> **What to do**
Can all of these lines be returned exactly?
******
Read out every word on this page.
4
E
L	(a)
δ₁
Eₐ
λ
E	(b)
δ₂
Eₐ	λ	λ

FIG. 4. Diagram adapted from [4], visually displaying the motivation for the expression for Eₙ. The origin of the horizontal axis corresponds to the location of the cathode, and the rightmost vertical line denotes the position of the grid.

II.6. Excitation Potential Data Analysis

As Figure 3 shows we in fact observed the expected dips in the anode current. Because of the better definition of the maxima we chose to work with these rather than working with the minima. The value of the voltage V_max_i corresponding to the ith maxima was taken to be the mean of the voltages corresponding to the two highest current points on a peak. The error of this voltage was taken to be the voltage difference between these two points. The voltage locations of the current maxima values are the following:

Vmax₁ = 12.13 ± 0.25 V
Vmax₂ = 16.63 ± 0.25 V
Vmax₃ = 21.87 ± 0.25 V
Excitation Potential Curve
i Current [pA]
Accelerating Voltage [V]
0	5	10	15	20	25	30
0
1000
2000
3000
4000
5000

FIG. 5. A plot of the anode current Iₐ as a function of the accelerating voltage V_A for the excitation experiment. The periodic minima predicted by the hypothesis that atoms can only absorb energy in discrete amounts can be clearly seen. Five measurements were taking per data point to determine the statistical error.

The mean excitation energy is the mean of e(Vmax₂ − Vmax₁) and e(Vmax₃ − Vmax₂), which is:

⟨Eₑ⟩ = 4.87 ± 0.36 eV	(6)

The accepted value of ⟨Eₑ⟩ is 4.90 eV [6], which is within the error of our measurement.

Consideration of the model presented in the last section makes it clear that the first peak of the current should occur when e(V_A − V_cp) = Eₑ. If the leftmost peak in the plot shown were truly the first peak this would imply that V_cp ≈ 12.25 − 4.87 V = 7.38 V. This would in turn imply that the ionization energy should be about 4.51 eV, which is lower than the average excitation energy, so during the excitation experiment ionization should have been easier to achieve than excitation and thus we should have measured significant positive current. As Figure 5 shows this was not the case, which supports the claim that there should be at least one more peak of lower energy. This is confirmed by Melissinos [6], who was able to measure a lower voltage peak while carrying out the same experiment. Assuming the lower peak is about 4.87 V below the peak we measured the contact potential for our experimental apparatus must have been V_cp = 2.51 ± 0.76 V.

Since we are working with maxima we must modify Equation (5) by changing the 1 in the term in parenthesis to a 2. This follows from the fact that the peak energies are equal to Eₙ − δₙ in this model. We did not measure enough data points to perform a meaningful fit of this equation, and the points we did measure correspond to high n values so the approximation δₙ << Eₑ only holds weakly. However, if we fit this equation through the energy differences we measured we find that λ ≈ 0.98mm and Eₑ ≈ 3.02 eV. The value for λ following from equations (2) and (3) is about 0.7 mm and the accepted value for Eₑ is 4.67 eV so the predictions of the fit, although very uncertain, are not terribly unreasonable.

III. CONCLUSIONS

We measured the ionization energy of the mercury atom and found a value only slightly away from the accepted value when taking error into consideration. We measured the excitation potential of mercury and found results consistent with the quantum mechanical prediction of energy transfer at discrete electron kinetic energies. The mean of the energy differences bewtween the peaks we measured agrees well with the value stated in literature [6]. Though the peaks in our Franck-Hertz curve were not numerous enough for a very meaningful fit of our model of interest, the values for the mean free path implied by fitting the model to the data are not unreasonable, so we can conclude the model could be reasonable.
******
> **Result for this exercise**
Read out every word on this page.
4
E
L	(a)
δ₁
Eₐ
λ
E	(b)
δ₂
Eₐ	λ	λ

FIG. 4. Diagram adapted from [4], visually displaying the motivation for the expression for Eₙ. The origin of the horizontal axis corresponds to the location of the cathode, and the rightmost vertical line denotes the position of the grid.

II.6. Excitation Potential Data Analysis

As Figure 3 shows we in fact observed the expected dips in the anode current. Because of the better definition of the maxima we chose to work with these rather than working with the minima. The value of the voltage V_max_i corresponding to the ith maxima was taken to be the mean of the voltages corresponding to the two highest current points on a peak. The error of this voltage was taken to be the voltage difference between these two points. The voltage locations of the current maxima values are the following:

Vmax₁ = 12.13 ± 0.25 V
Vmax₂ = 16.63 ± 0.25 V
Vmax₃ = 21.87 ± 0.25 V
Excitation Potential Curve
i Current [pA]
Accelerating Voltage [V]
0	5	10	15	20	25	30
0
1000
2000
3000
4000
5000

FIG. 5. A plot of the anode current Iₐ as a function of the accelerating voltage V_A for the excitation experiment. The periodic minima predicted by the hypothesis that atoms can only absorb energy in discrete amounts can be clearly seen. Five measurements were taking per data point to determine the statistical error.

The mean excitation energy is the mean of e(Vmax₂ − Vmax₁) and e(Vmax₃ − Vmax₂), which is:

⟨Eₑ⟩ = 4.87 ± 0.36 eV	(6)

The accepted value of ⟨Eₑ⟩ is 4.90 eV [6], which is within the error of our measurement.

Consideration of the model presented in the last section makes it clear that the first peak of the current should occur when e(V_A − V_cp) = Eₑ. If the leftmost peak in the plot shown were truly the first peak this would imply that V_cp ≈ 12.25 − 4.87 V = 7.38 V. This would in turn imply that the ionization energy should be about 4.51 eV, which is lower than the average excitation energy, so during the excitation experiment ionization should have been easier to achieve than excitation and thus we should have measured significant positive current. As Figure 5 shows this was not the case, which supports the claim that there should be at least one more peak of lower energy. This is confirmed by Melissinos [6], who was able to measure a lower voltage peak while carrying out the same experiment. Assuming the lower peak is about 4.87 V below the peak we measured the contact potential for our experimental apparatus must have been V_cp = 2.51 ± 0.76 V.

Since we are working with maxima we must modify Equation (5) by changing the 1 in the term in parenthesis to a 2. This follows from the fact that the peak energies are equal to Eₙ − δₙ in this model. We did not measure enough data points to perform a meaningful fit of this equation, and the points we did measure correspond to high n values so the approximation δₙ << Eₑ only holds weakly. However, if we fit this equation through the energy differences we measured we find that λ ≈ 0.98mm and Eₑ ≈ 3.02 eV. The value for λ following from equations (2) and (3) is about 0.7 mm and the accepted value for Eₑ is 4.67 eV so the predictions of the fit, although very uncertain, are not terribly unreasonable.

III. CONCLUSIONS

We measured the ionization energy of the mercury atom and found a value only slightly away from the accepted value when taking error into consideration. We measured the excitation potential of mercury and found results consistent with the quantum mechanical prediction of energy transfer at discrete electron kinetic energies. The mean of the energy differences bewtween the peaks we measured agrees well with the value stated in literature [6]. Though the peaks in our Franck-Hertz curve were not numerous enough for a very meaningful fit of our model of interest, the values for the mean free path implied by fitting the model to the data are not unreasonable, so we can conclude the model could be reasonable.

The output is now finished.